Start Records for the task
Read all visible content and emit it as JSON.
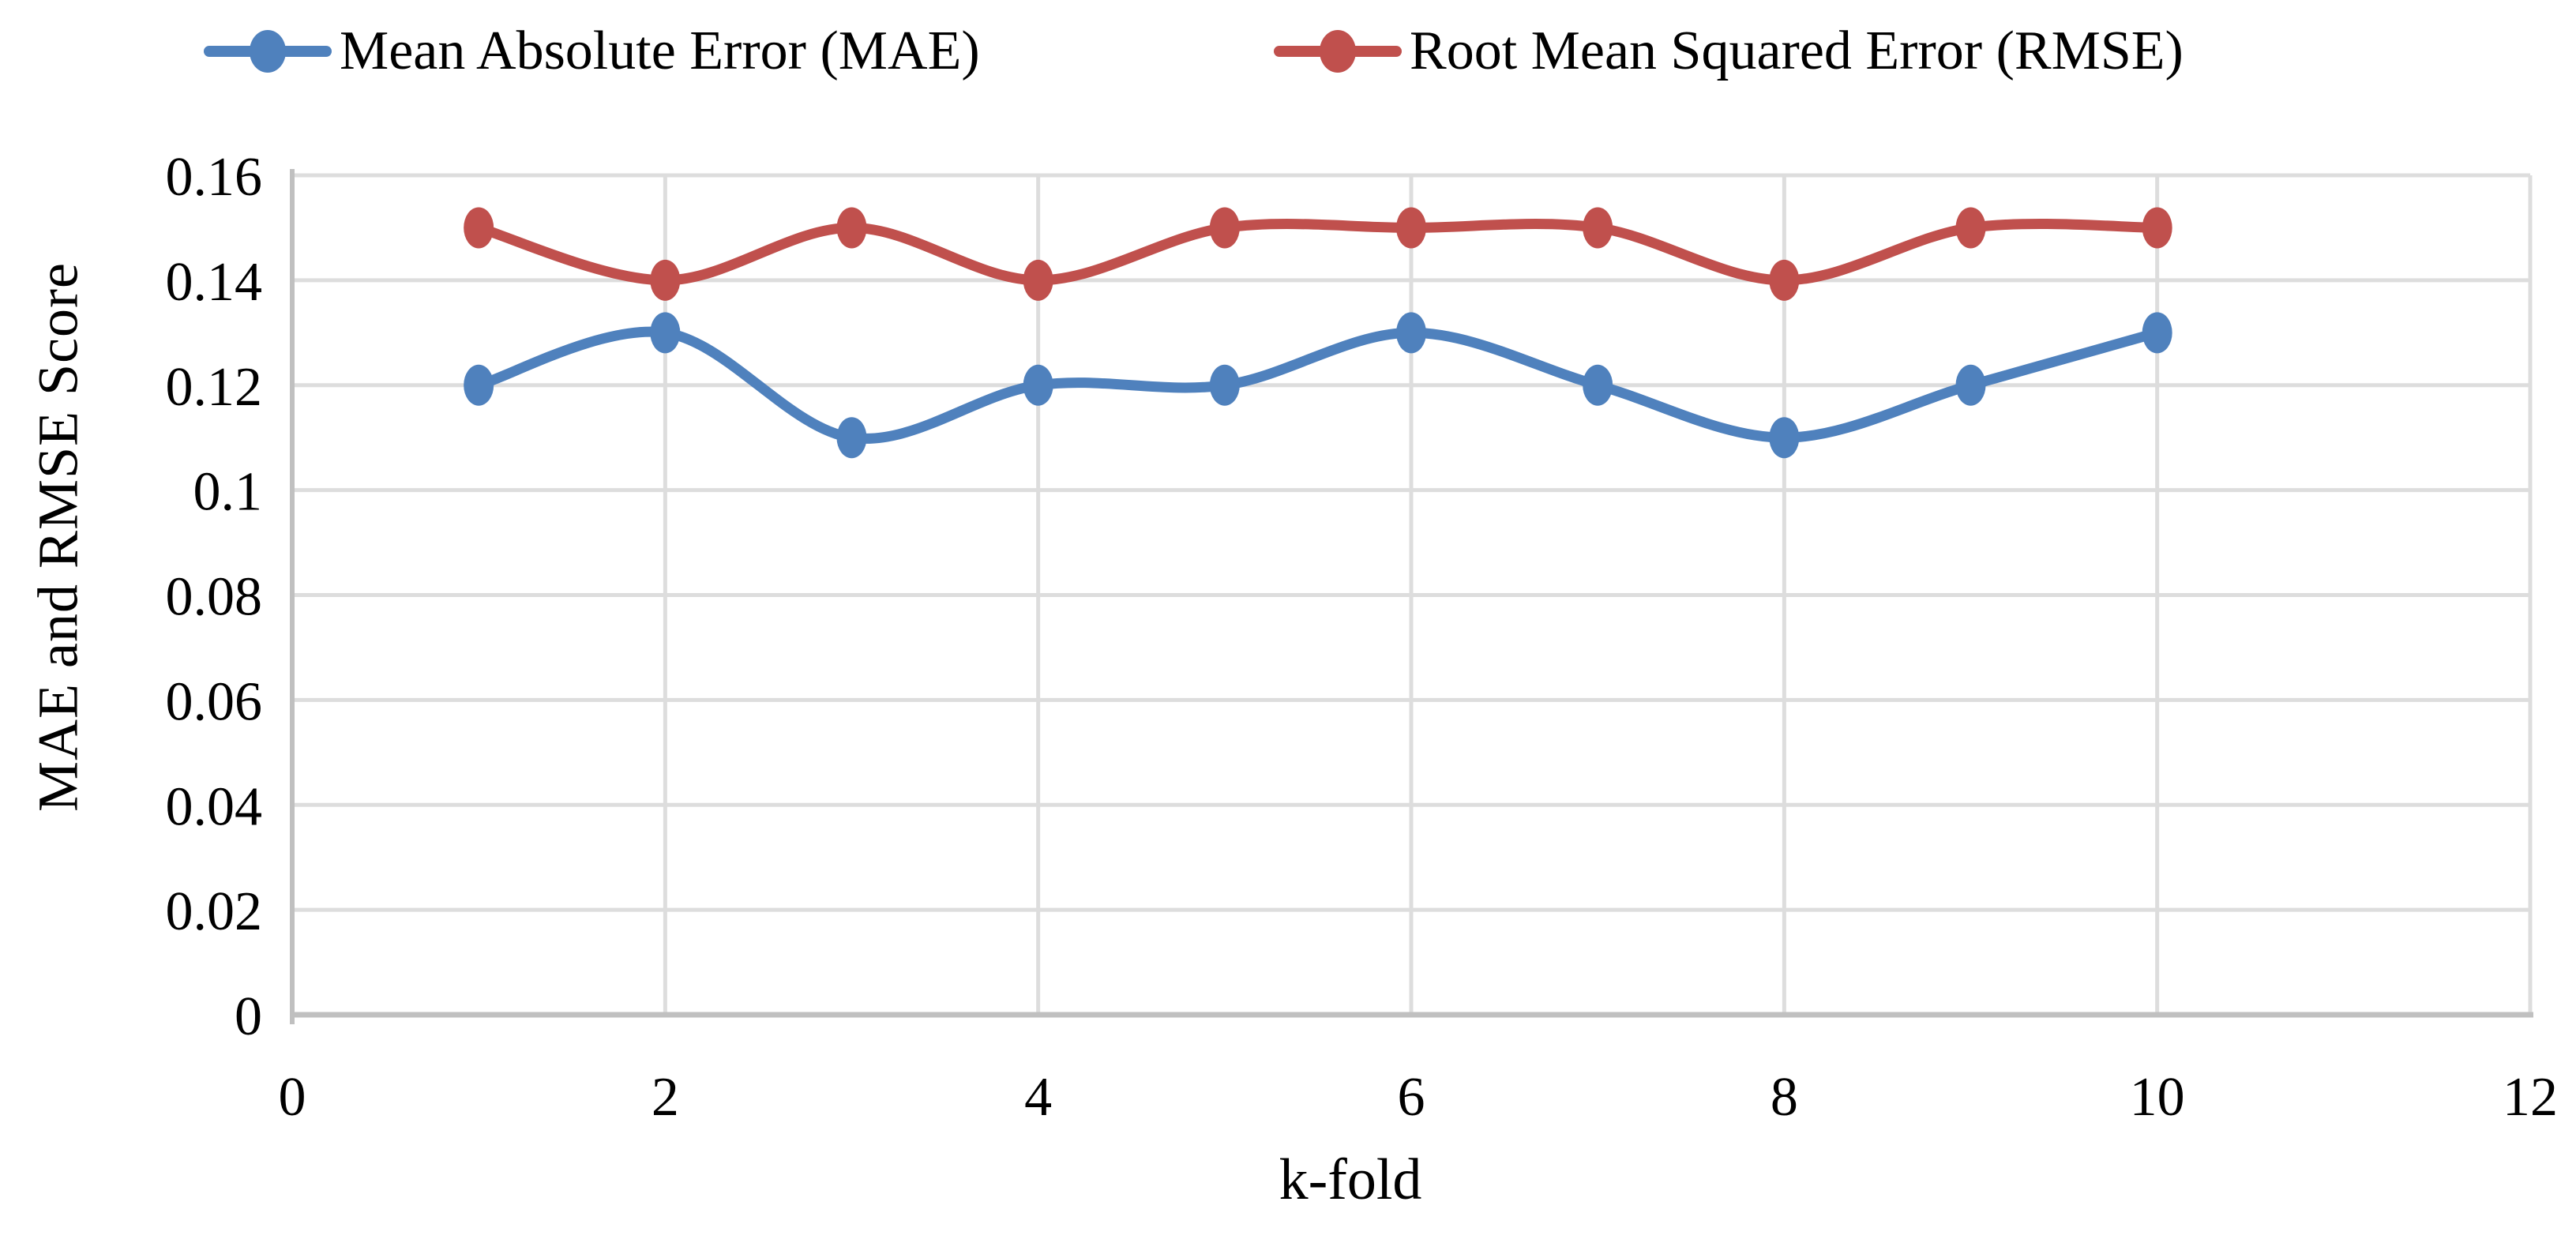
{
  "chart_data": {
    "type": "line",
    "title": "",
    "xlabel": "k-fold",
    "ylabel": "MAE and RMSE Score",
    "x": [
      1,
      2,
      3,
      4,
      5,
      6,
      7,
      8,
      9,
      10
    ],
    "series": [
      {
        "name": "Mean Absolute Error (MAE)",
        "color": "#4F81BD",
        "values": [
          0.12,
          0.13,
          0.11,
          0.12,
          0.12,
          0.13,
          0.12,
          0.11,
          0.12,
          0.13
        ]
      },
      {
        "name": "Root Mean Squared Error (RMSE)",
        "color": "#C0504D",
        "values": [
          0.15,
          0.14,
          0.15,
          0.14,
          0.15,
          0.15,
          0.15,
          0.14,
          0.15,
          0.15
        ]
      }
    ],
    "xlim": [
      0,
      12
    ],
    "ylim": [
      0,
      0.16
    ],
    "x_ticks": [
      "0",
      "2",
      "4",
      "6",
      "8",
      "10",
      "12"
    ],
    "x_tick_values": [
      0,
      2,
      4,
      6,
      8,
      10,
      12
    ],
    "y_ticks": [
      "0",
      "0.02",
      "0.04",
      "0.06",
      "0.08",
      "0.1",
      "0.12",
      "0.14",
      "0.16"
    ],
    "y_tick_values": [
      0,
      0.02,
      0.04,
      0.06,
      0.08,
      0.1,
      0.12,
      0.14,
      0.16
    ],
    "grid": true,
    "legend_position": "top",
    "smoothed_lines": true,
    "colors": {
      "grid": "#DDDDDD",
      "axis": "#C0C0C0",
      "text": "#000000",
      "background": "#FFFFFF"
    }
  }
}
End Records for the task
◆ What you need to do: Looking at the records above, count the lines where the word "name" appears. State only the number.

◆ Answer to this problem: 2